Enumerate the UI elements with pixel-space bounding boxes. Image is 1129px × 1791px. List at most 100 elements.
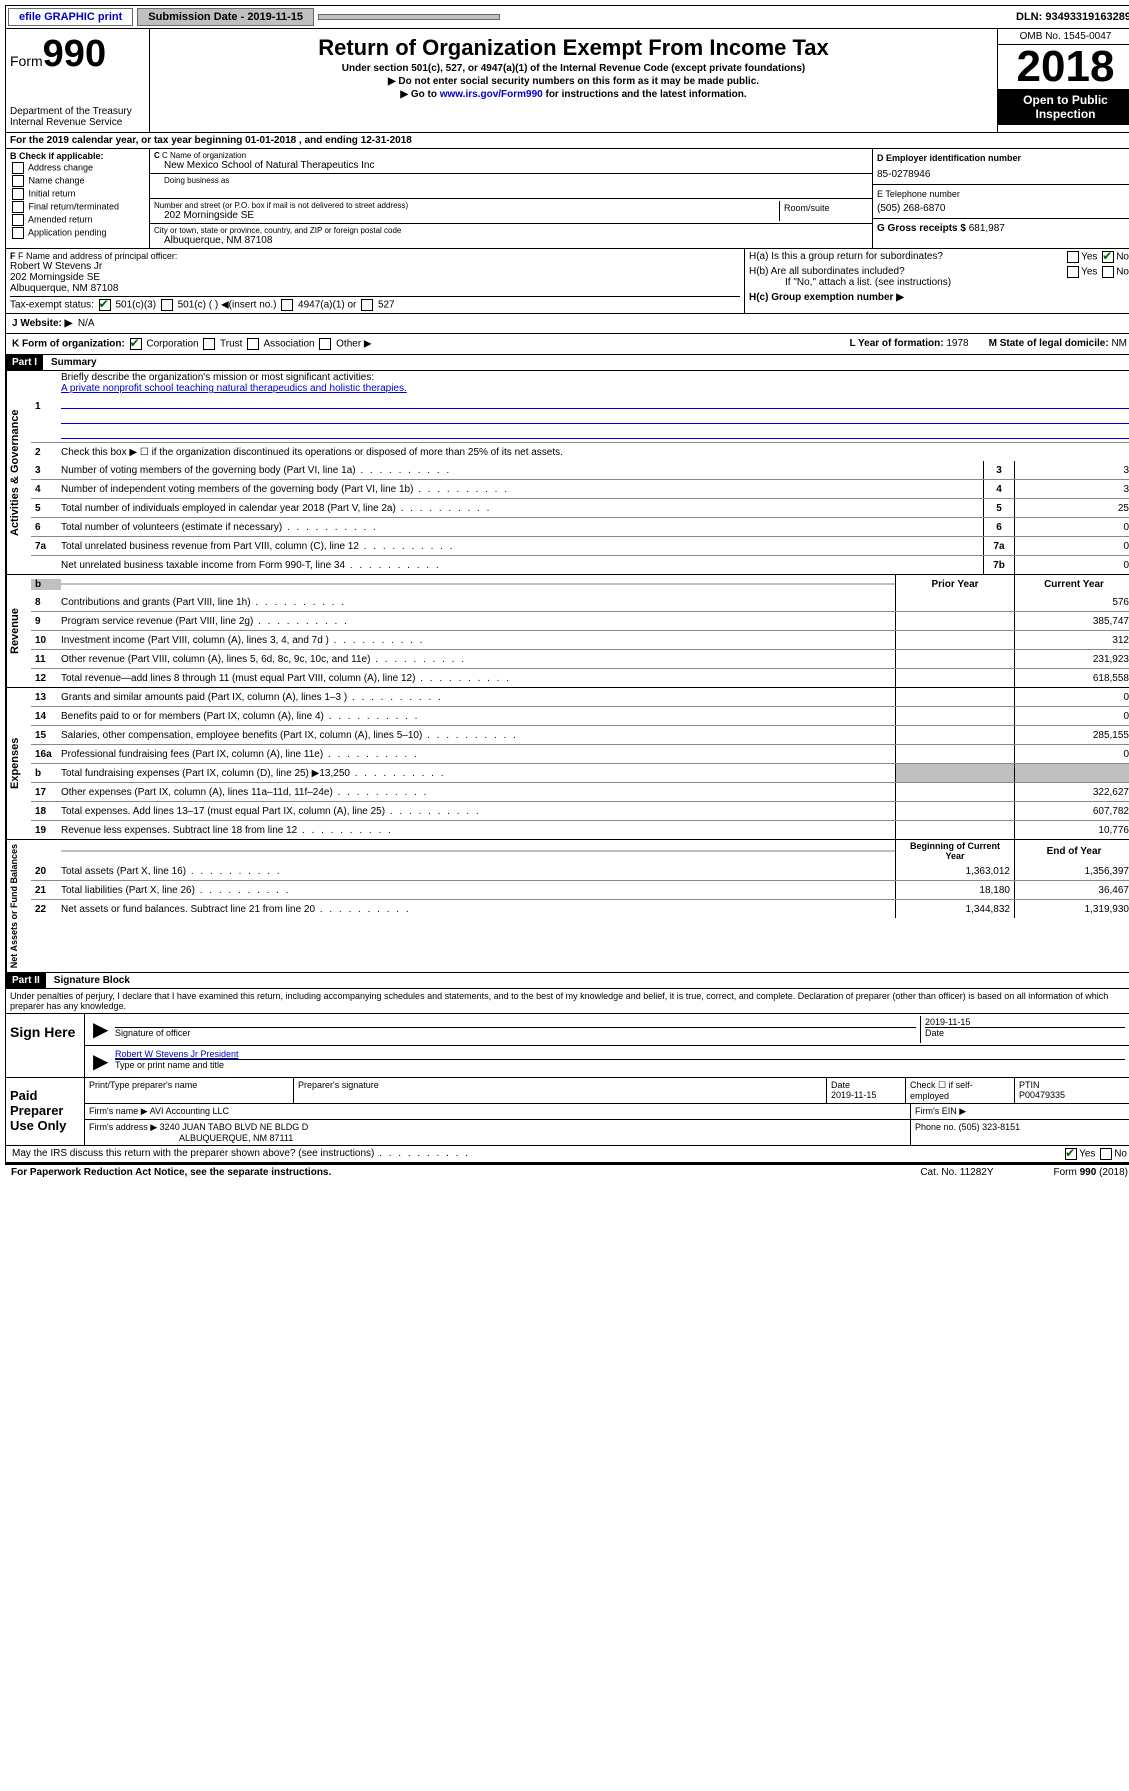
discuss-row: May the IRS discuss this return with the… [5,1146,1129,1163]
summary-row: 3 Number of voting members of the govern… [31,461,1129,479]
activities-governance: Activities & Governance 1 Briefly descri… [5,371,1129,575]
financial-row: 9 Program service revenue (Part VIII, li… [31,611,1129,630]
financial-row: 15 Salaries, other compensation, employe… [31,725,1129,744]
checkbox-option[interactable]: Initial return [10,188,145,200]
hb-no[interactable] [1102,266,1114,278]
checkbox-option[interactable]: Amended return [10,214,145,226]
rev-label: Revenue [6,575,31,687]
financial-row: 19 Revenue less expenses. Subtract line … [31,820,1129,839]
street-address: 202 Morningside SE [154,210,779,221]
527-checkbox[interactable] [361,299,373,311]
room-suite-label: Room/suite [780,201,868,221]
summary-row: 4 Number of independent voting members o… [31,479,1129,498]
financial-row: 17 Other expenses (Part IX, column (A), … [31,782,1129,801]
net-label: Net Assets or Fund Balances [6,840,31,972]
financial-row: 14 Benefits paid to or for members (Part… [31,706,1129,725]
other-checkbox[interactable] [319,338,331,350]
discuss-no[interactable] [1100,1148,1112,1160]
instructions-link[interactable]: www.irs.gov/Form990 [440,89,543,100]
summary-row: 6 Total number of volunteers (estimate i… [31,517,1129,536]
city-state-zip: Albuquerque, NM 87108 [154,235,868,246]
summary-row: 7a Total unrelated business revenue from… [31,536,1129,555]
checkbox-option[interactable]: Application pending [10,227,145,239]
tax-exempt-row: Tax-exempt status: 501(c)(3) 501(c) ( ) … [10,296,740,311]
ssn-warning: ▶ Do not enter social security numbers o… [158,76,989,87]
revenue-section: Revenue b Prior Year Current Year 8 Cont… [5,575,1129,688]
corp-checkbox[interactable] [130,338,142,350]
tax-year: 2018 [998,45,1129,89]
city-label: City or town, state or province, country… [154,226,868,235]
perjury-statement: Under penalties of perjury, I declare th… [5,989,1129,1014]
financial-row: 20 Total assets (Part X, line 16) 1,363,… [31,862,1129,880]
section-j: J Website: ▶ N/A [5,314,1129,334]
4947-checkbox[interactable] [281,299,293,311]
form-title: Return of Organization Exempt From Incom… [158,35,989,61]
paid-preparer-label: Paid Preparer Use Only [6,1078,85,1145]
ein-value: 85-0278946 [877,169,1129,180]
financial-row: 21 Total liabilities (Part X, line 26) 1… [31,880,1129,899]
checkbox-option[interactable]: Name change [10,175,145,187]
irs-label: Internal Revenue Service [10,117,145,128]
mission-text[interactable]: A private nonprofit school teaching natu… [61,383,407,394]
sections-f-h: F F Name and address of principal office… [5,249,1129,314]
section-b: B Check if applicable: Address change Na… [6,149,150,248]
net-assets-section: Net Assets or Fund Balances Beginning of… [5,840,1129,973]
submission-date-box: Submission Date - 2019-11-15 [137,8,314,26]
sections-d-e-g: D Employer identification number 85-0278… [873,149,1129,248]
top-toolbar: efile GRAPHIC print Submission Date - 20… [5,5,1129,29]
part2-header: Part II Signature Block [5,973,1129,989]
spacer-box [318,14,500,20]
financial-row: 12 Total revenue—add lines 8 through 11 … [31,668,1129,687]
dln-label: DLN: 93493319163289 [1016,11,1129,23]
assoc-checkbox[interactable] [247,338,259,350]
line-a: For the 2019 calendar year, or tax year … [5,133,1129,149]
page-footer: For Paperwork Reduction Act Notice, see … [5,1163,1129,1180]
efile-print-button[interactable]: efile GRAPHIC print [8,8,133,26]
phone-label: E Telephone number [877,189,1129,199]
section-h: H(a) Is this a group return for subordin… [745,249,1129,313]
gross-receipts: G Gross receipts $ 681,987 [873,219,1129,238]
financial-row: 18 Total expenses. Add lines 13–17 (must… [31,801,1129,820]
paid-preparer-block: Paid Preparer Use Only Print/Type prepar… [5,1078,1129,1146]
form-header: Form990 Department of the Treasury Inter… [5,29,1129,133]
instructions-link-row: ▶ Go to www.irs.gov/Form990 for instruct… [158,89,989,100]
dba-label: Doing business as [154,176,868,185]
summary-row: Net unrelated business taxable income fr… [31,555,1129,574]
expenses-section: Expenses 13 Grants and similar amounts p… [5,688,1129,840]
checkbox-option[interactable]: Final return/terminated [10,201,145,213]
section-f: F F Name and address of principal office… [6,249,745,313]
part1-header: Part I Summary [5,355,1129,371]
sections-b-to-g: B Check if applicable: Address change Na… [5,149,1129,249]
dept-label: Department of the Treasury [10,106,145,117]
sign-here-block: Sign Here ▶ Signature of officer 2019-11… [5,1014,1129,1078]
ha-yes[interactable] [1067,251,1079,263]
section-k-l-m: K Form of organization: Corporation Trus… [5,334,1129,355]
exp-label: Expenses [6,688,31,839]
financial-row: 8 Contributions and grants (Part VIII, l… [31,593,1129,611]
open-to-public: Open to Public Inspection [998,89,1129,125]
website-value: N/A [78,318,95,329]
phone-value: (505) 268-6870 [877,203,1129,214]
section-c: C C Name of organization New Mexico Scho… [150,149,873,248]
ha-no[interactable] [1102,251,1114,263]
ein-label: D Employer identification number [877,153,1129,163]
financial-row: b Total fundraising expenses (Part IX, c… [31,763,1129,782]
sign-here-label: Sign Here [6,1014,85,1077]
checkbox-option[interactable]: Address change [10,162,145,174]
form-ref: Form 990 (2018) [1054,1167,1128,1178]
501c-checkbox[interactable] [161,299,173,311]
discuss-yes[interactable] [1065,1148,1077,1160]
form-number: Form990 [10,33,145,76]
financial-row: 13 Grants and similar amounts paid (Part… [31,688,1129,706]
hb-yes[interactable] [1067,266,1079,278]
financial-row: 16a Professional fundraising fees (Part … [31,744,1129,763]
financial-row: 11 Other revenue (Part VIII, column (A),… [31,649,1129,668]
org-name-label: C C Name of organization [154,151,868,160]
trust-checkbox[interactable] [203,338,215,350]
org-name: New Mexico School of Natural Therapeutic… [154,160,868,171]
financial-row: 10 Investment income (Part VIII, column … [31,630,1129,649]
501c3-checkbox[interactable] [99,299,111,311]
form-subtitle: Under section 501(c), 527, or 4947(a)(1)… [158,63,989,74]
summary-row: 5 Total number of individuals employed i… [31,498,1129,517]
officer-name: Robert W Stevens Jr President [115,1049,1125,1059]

● What the task requires:
Reproduce the material above line for line, leaving out the pictures.

● Final result:
Enumerate the UI elements with pixel-space bounding boxes. Image is 1129px × 1791px. List at most 100 elements.
discuss-row: May the IRS discuss this return with the… [5,1146,1129,1163]
summary-row: 3 Number of voting members of the govern… [31,461,1129,479]
activities-governance: Activities & Governance 1 Briefly descri… [5,371,1129,575]
financial-row: 9 Program service revenue (Part VIII, li… [31,611,1129,630]
financial-row: 15 Salaries, other compensation, employe… [31,725,1129,744]
checkbox-option[interactable]: Initial return [10,188,145,200]
hb-no[interactable] [1102,266,1114,278]
checkbox-option[interactable]: Amended return [10,214,145,226]
rev-label: Revenue [6,575,31,687]
financial-row: 19 Revenue less expenses. Subtract line … [31,820,1129,839]
street-address: 202 Morningside SE [154,210,779,221]
527-checkbox[interactable] [361,299,373,311]
room-suite-label: Room/suite [780,201,868,221]
summary-row: 4 Number of independent voting members o… [31,479,1129,498]
financial-row: 17 Other expenses (Part IX, column (A), … [31,782,1129,801]
net-label: Net Assets or Fund Balances [6,840,31,972]
financial-row: 14 Benefits paid to or for members (Part… [31,706,1129,725]
other-checkbox[interactable] [319,338,331,350]
discuss-no[interactable] [1100,1148,1112,1160]
instructions-link[interactable]: www.irs.gov/Form990 [440,89,543,100]
summary-row: 6 Total number of volunteers (estimate i… [31,517,1129,536]
city-state-zip: Albuquerque, NM 87108 [154,235,868,246]
summary-row: 7a Total unrelated business revenue from… [31,536,1129,555]
checkbox-option[interactable]: Application pending [10,227,145,239]
tax-exempt-row: Tax-exempt status: 501(c)(3) 501(c) ( ) … [10,296,740,311]
ssn-warning: ▶ Do not enter social security numbers o… [158,76,989,87]
revenue-section: Revenue b Prior Year Current Year 8 Cont… [5,575,1129,688]
corp-checkbox[interactable] [130,338,142,350]
tax-year: 2018 [998,45,1129,89]
city-label: City or town, state or province, country… [154,226,868,235]
perjury-statement: Under penalties of perjury, I declare th… [5,989,1129,1014]
financial-row: 20 Total assets (Part X, line 16) 1,363,… [31,862,1129,880]
section-j: J Website: ▶ N/A [5,314,1129,334]
4947-checkbox[interactable] [281,299,293,311]
form-title: Return of Organization Exempt From Incom… [158,35,989,61]
paid-preparer-label: Paid Preparer Use Only [6,1078,85,1145]
ein-value: 85-0278946 [877,169,1129,180]
financial-row: 21 Total liabilities (Part X, line 26) 1… [31,880,1129,899]
checkbox-option[interactable]: Name change [10,175,145,187]
irs-label: Internal Revenue Service [10,117,145,128]
mission-text[interactable]: A private nonprofit school teaching natu… [61,383,407,394]
sections-f-h: F F Name and address of principal office… [5,249,1129,314]
section-b: B Check if applicable: Address change Na… [6,149,150,248]
net-assets-section: Net Assets or Fund Balances Beginning of… [5,840,1129,973]
submission-date-box: Submission Date - 2019-11-15 [137,8,314,26]
sections-d-e-g: D Employer identification number 85-0278… [873,149,1129,248]
top-toolbar: efile GRAPHIC print Submission Date - 20… [5,5,1129,29]
part2-header: Part II Signature Block [5,973,1129,989]
spacer-box [318,14,500,20]
financial-row: 12 Total revenue—add lines 8 through 11 … [31,668,1129,687]
dln-label: DLN: 93493319163289 [1016,11,1129,23]
assoc-checkbox[interactable] [247,338,259,350]
line-a: For the 2019 calendar year, or tax year … [5,133,1129,149]
page-footer: For Paperwork Reduction Act Notice, see … [5,1163,1129,1180]
efile-print-button[interactable]: efile GRAPHIC print [8,8,133,26]
phone-label: E Telephone number [877,189,1129,199]
section-h: H(a) Is this a group return for subordin… [745,249,1129,313]
gross-receipts: G Gross receipts $ 681,987 [873,219,1129,238]
financial-row: 18 Total expenses. Add lines 13–17 (must… [31,801,1129,820]
paid-preparer-block: Paid Preparer Use Only Print/Type prepar… [5,1078,1129,1146]
form-header: Form990 Department of the Treasury Inter… [5,29,1129,133]
instructions-link-row: ▶ Go to www.irs.gov/Form990 for instruct… [158,89,989,100]
dba-label: Doing business as [154,176,868,185]
summary-row: Net unrelated business taxable income fr… [31,555,1129,574]
expenses-section: Expenses 13 Grants and similar amounts p… [5,688,1129,840]
checkbox-option[interactable]: Final return/terminated [10,201,145,213]
section-f: F F Name and address of principal office… [6,249,745,313]
part1-header: Part I Summary [5,355,1129,371]
sections-b-to-g: B Check if applicable: Address change Na… [5,149,1129,249]
dept-label: Department of the Treasury [10,106,145,117]
sign-here-block: Sign Here ▶ Signature of officer 2019-11… [5,1014,1129,1078]
ha-yes[interactable] [1067,251,1079,263]
section-k-l-m: K Form of organization: Corporation Trus… [5,334,1129,355]
exp-label: Expenses [6,688,31,839]
financial-row: 8 Contributions and grants (Part VIII, l… [31,593,1129,611]
open-to-public: Open to Public Inspection [998,89,1129,125]
website-value: N/A [78,318,95,329]
phone-value: (505) 268-6870 [877,203,1129,214]
section-c: C C Name of organization New Mexico Scho… [150,149,873,248]
ha-no[interactable] [1102,251,1114,263]
ein-label: D Employer identification number [877,153,1129,163]
financial-row: b Total fundraising expenses (Part IX, c… [31,763,1129,782]
sign-here-label: Sign Here [6,1014,85,1077]
checkbox-option[interactable]: Address change [10,162,145,174]
form-ref: Form 990 (2018) [1054,1167,1128,1178]
501c-checkbox[interactable] [161,299,173,311]
discuss-yes[interactable] [1065,1148,1077,1160]
form-number: Form990 [10,33,145,76]
financial-row: 13 Grants and similar amounts paid (Part… [31,688,1129,706]
hb-yes[interactable] [1067,266,1079,278]
financial-row: 16a Professional fundraising fees (Part … [31,744,1129,763]
financial-row: 11 Other revenue (Part VIII, column (A),… [31,649,1129,668]
org-name-label: C C Name of organization [154,151,868,160]
trust-checkbox[interactable] [203,338,215,350]
org-name: New Mexico School of Natural Therapeutic… [154,160,868,171]
financial-row: 10 Investment income (Part VIII, column … [31,630,1129,649]
501c3-checkbox[interactable] [99,299,111,311]
form-subtitle: Under section 501(c), 527, or 4947(a)(1)… [158,63,989,74]
summary-row: 5 Total number of individuals employed i… [31,498,1129,517]
officer-name: Robert W Stevens Jr President [115,1049,1125,1059]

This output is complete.